Stated goal: How many lines in the entries below include the string "mehr"? Answer with the number only.
┌─ Material provided
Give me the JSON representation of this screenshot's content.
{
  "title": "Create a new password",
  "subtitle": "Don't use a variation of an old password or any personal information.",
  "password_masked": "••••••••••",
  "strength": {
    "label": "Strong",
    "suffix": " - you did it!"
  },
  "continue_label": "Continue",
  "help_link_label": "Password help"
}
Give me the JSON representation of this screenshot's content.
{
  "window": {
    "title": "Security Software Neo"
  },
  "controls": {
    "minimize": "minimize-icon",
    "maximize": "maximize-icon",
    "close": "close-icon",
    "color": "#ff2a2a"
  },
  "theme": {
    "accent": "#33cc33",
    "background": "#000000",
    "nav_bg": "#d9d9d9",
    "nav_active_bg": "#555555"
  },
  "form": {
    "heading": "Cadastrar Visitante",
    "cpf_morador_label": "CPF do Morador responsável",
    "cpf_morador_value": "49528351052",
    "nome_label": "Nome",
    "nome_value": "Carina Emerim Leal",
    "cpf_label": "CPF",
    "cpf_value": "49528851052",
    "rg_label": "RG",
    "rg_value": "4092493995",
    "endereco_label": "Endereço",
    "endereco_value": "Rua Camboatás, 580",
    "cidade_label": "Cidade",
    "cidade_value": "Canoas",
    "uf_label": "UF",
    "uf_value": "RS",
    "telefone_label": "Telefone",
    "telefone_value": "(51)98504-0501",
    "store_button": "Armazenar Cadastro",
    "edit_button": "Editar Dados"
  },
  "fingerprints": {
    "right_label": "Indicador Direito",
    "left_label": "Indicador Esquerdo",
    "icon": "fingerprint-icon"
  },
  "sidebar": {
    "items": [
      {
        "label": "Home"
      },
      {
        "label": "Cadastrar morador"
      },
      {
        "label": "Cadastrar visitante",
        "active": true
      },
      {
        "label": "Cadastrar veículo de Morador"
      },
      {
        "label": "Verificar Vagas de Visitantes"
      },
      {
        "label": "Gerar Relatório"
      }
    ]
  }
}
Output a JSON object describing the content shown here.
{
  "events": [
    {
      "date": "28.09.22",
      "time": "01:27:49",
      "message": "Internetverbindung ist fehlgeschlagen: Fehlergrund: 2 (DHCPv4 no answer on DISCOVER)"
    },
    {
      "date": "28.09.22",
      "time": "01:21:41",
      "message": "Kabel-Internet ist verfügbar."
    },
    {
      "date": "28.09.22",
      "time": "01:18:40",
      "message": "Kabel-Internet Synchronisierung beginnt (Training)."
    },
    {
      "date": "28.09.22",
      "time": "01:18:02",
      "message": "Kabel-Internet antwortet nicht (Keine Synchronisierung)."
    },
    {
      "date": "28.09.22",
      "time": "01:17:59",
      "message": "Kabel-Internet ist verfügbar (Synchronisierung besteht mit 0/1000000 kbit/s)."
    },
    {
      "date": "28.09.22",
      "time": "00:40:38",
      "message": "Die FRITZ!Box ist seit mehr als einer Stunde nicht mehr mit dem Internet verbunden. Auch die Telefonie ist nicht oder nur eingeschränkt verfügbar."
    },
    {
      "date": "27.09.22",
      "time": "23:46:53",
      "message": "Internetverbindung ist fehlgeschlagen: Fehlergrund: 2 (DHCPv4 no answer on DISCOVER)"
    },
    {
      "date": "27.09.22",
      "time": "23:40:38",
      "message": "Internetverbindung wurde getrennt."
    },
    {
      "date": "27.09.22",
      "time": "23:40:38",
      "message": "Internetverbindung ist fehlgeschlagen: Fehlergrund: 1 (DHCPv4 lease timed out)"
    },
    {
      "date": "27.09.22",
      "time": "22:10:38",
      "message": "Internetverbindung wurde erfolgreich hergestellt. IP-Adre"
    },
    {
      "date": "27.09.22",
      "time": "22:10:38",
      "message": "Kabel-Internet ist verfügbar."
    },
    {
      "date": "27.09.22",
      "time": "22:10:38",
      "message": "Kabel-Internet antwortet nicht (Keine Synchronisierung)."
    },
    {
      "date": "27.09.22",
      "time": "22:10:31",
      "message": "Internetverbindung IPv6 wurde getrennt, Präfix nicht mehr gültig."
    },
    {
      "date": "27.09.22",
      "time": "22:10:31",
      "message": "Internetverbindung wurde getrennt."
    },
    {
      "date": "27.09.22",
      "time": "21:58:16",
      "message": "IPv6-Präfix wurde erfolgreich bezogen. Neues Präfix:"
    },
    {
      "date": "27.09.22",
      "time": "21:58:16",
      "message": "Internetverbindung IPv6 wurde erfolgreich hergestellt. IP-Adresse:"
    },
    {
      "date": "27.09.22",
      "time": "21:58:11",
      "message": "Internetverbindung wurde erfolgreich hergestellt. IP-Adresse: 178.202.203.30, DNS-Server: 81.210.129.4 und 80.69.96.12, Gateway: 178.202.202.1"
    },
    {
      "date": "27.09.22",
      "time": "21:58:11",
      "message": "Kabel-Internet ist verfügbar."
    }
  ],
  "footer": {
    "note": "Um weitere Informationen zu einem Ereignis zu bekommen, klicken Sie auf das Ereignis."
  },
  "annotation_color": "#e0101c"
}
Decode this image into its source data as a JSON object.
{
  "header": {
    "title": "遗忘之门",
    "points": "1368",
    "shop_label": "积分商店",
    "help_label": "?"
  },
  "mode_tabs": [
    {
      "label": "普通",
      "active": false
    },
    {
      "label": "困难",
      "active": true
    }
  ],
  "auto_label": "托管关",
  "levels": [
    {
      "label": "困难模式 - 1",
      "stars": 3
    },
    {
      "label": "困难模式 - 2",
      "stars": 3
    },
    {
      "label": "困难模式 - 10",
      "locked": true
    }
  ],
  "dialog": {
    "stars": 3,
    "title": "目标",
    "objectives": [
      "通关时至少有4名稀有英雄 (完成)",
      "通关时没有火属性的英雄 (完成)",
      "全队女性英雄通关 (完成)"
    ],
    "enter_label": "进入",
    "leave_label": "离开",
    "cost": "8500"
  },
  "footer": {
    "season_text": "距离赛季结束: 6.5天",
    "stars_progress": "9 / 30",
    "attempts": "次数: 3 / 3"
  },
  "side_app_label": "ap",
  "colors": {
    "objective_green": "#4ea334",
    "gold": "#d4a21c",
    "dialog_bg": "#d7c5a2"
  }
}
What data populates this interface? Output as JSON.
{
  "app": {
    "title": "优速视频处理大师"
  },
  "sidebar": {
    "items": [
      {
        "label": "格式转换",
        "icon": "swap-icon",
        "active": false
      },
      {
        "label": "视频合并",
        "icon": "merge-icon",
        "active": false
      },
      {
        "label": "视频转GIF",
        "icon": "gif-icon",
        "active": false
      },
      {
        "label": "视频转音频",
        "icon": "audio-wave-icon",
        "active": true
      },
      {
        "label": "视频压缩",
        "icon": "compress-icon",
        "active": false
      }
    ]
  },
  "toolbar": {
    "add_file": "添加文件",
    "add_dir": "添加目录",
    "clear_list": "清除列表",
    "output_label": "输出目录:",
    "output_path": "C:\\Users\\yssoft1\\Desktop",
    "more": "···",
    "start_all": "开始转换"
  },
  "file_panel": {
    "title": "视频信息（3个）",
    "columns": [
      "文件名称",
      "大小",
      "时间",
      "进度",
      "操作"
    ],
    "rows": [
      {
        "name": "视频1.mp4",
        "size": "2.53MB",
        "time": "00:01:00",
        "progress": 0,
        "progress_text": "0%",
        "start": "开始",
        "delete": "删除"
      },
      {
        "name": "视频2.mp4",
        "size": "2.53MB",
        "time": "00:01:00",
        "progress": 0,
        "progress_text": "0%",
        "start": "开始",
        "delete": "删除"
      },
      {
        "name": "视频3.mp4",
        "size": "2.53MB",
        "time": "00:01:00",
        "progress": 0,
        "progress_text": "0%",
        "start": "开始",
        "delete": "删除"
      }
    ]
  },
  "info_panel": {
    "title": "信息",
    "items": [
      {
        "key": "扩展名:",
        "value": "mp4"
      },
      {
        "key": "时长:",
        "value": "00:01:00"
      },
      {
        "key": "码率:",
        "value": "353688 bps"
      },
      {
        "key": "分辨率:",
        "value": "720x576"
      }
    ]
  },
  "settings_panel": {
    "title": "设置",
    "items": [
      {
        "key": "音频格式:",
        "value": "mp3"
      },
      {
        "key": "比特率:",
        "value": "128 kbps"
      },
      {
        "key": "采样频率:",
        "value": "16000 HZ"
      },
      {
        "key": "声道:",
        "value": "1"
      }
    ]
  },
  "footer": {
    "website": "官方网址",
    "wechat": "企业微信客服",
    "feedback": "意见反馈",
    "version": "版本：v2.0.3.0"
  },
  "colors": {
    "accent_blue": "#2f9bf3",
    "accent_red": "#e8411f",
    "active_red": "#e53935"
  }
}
└─
Result of the exercise: 2